● **Set exercise**
Only lines holding the word "this" should be copied from the material.
═════ Exercise inputs
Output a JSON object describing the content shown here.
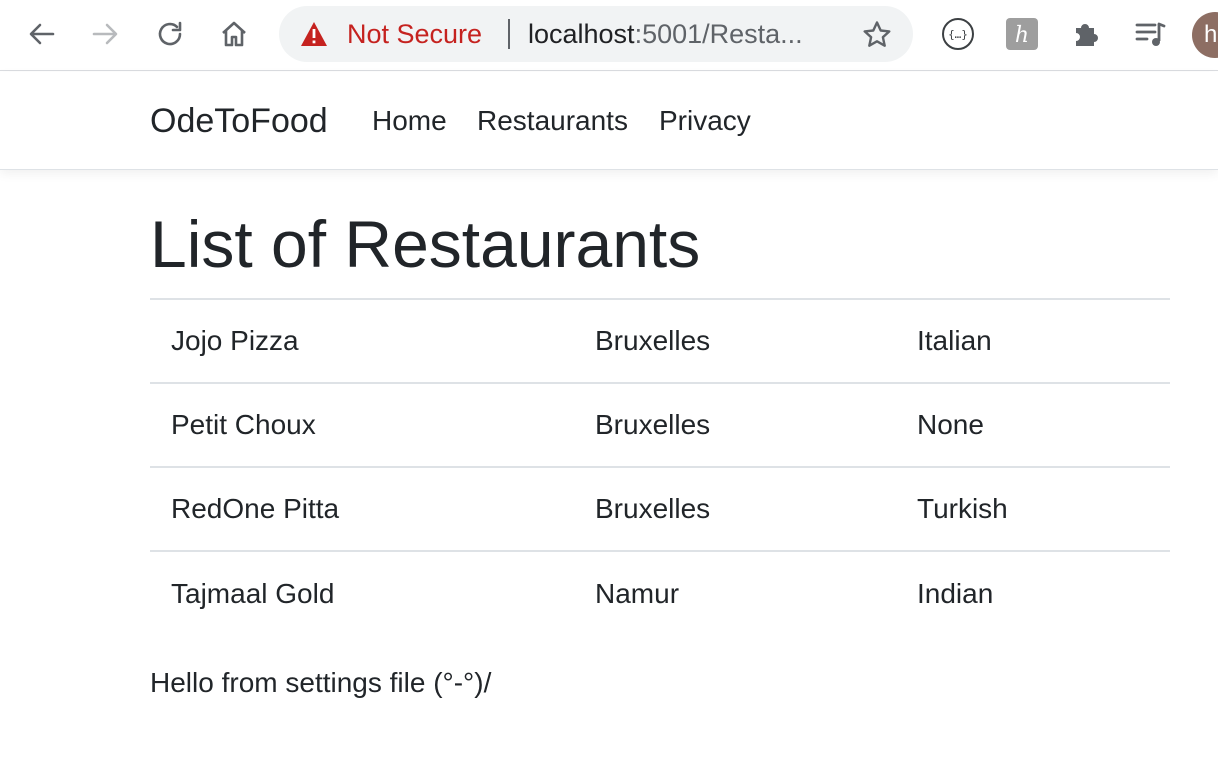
{
  "browser": {
    "security_label": "Not Secure",
    "url_host": "localhost",
    "url_path": ":5001/Resta...",
    "avatar_initial": "h",
    "icons": [
      "back-arrow-icon",
      "forward-arrow-icon",
      "reload-icon",
      "home-icon",
      "warning-triangle-icon",
      "star-icon",
      "json-viewer-extension-icon",
      "honey-extension-icon",
      "puzzle-extensions-icon",
      "media-playlist-icon"
    ],
    "colors": {
      "warning": "#c5221f",
      "omnibox_bg": "#f1f3f4",
      "avatar_bg": "#8d6e63"
    }
  },
  "navbar": {
    "brand": "OdeToFood",
    "links": [
      "Home",
      "Restaurants",
      "Privacy"
    ]
  },
  "main": {
    "title": "List of Restaurants",
    "restaurants": [
      {
        "name": "Jojo Pizza",
        "location": "Bruxelles",
        "cuisine": "Italian"
      },
      {
        "name": "Petit Choux",
        "location": "Bruxelles",
        "cuisine": "None"
      },
      {
        "name": "RedOne Pitta",
        "location": "Bruxelles",
        "cuisine": "Turkish"
      },
      {
        "name": "Tajmaal Gold",
        "location": "Namur",
        "cuisine": "Indian"
      }
    ],
    "settings_message": "Hello from settings file (°-°)/"
  }
}
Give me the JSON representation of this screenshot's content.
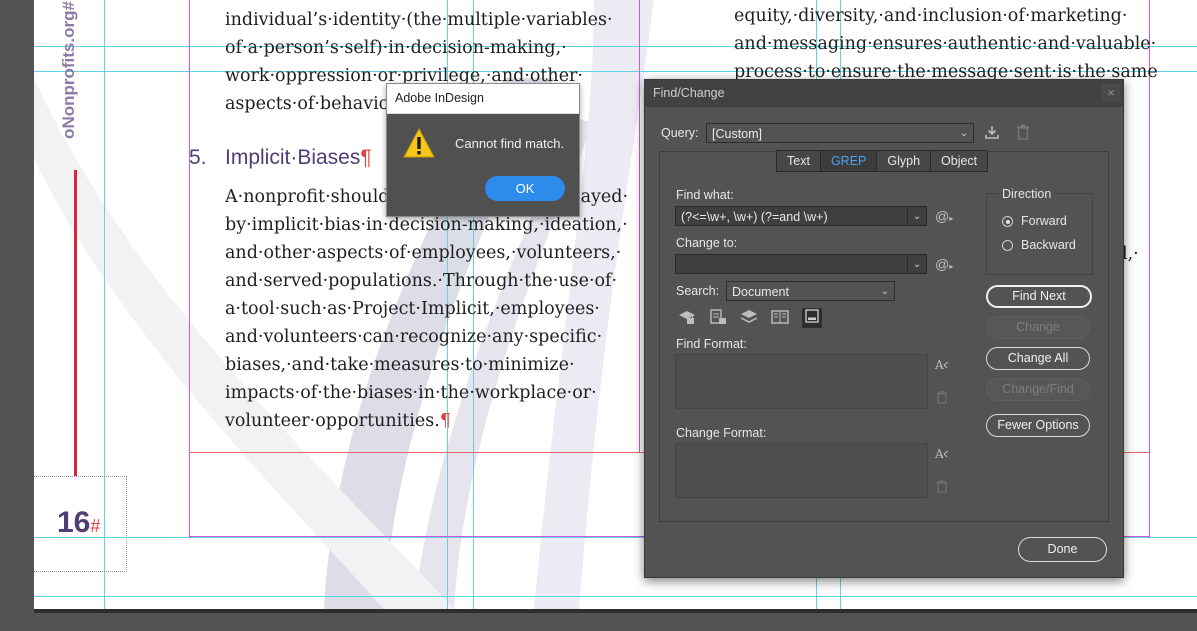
{
  "document": {
    "left_column_top_lines": [
      "individual’s·identity·(the·multiple·variables·",
      "of·a·person’s·self)·in·decision-making,·",
      "work·oppression·or·privilege,·and·other·",
      "aspects·of·behavior"
    ],
    "heading_number": "5.",
    "heading_text": "Implicit·Biases",
    "heading_mark": "¶",
    "body_lines": [
      "A·nonprofit·should",
      "by·implicit·bias·in·decision-making,·ideation,·",
      "and·other·aspects·of·employees,·volunteers,·",
      "and·served·populations.·Through·the·use·of·",
      "a·tool·such·as·Project·Implicit,·employees·",
      "and·volunteers·can·recognize·any·specific·",
      "biases,·and·take·measures·to·minimize·",
      "impacts·of·the·biases·in·the·workplace·or·",
      "volunteer·opportunities."
    ],
    "body_line_1_tail": "layed·",
    "body_end_mark": "¶",
    "right_column_lines": [
      "equity,·diversity,·and·inclusion·of·marketing·",
      "and·messaging·ensures·authentic·and·valuable·",
      "process·to·ensure·the·message·sent·is·the·same"
    ],
    "right_column_fragment": "l,·",
    "vertical_url": "oNonprofits.org#",
    "folio_number": "16",
    "folio_mark": "#"
  },
  "alert": {
    "title": "Adobe InDesign",
    "message": "Cannot find match.",
    "ok_label": "OK",
    "icon": "warning-icon"
  },
  "find_change": {
    "title": "Find/Change",
    "close_label": "×",
    "query_label": "Query:",
    "query_value": "[Custom]",
    "tabs": [
      {
        "label": "Text",
        "active": false
      },
      {
        "label": "GREP",
        "active": true
      },
      {
        "label": "Glyph",
        "active": false
      },
      {
        "label": "Object",
        "active": false
      }
    ],
    "find_what_label": "Find what:",
    "find_what_value": "(?<=\\w+, \\w+) (?=and \\w+)",
    "change_to_label": "Change to:",
    "change_to_value": "",
    "search_label": "Search:",
    "search_value": "Document",
    "find_format_label": "Find Format:",
    "change_format_label": "Change Format:",
    "direction_label": "Direction",
    "forward_label": "Forward",
    "backward_label": "Backward",
    "direction_selected": "Forward",
    "buttons": {
      "find_next": "Find Next",
      "change": "Change",
      "change_all": "Change All",
      "change_find": "Change/Find",
      "fewer_options": "Fewer Options",
      "done": "Done"
    },
    "accent_color": "#4f9ff0"
  }
}
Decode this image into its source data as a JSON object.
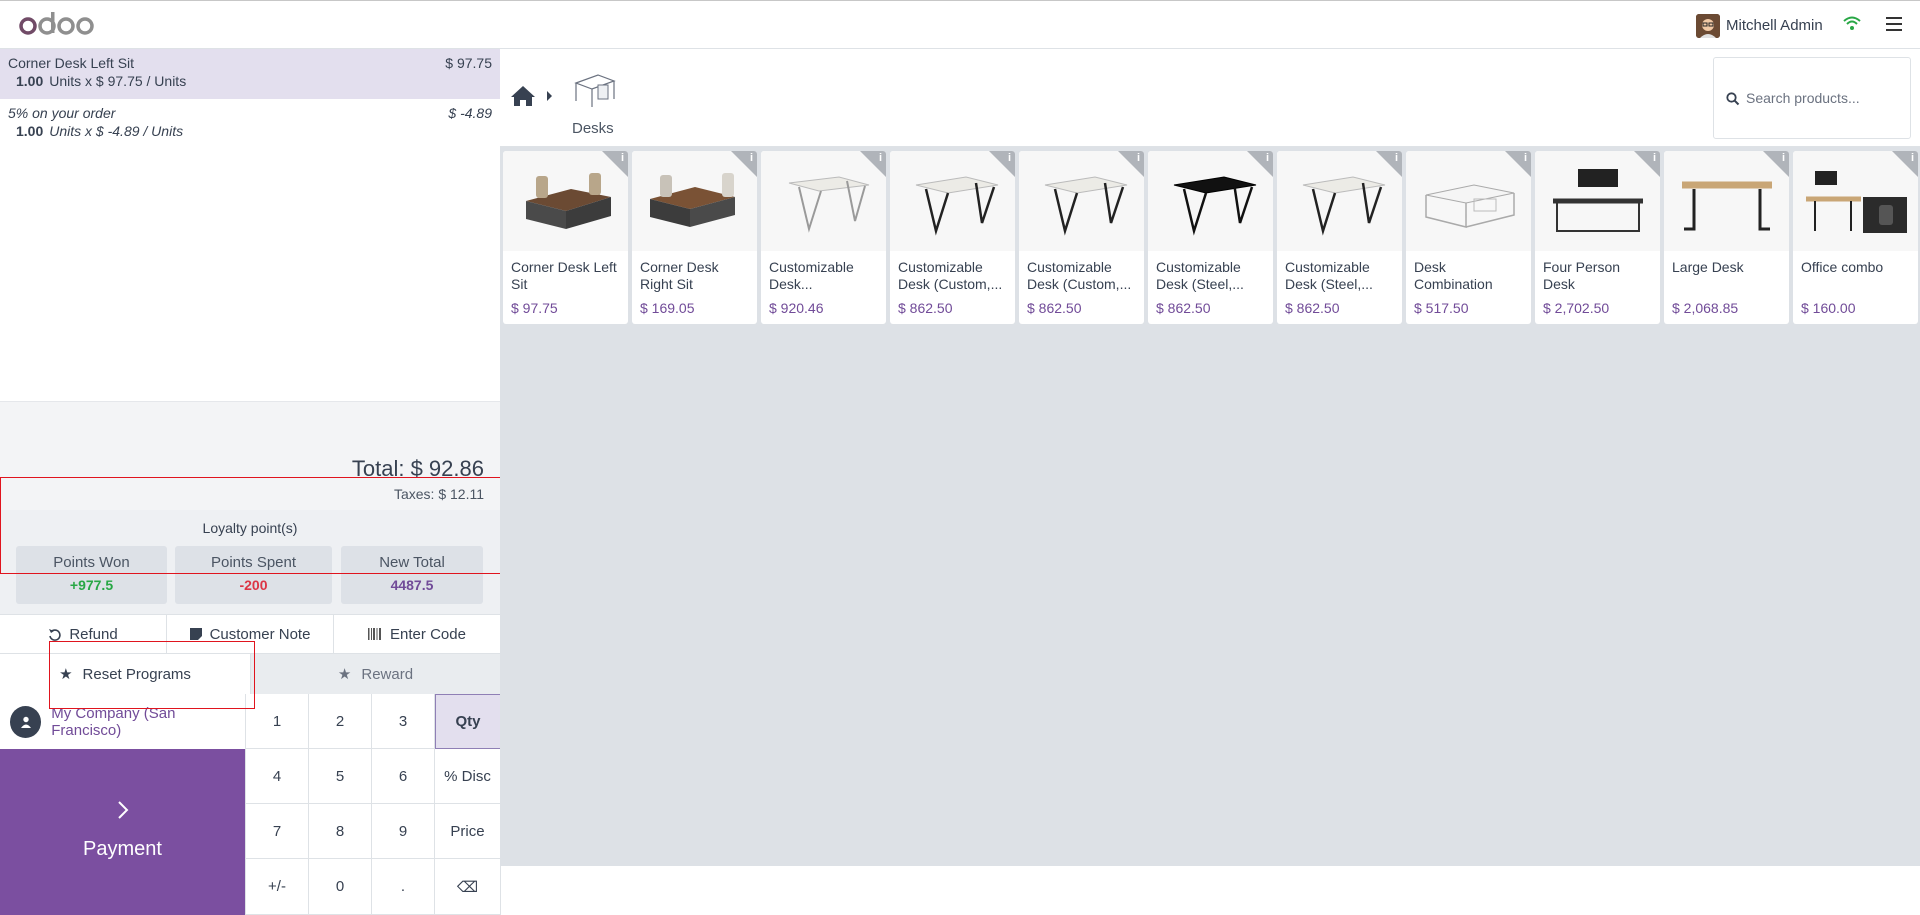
══════════
● **Written response**
Give me the JSON representation of this screenshot's content.
Decode this image into its source data as a JSON object.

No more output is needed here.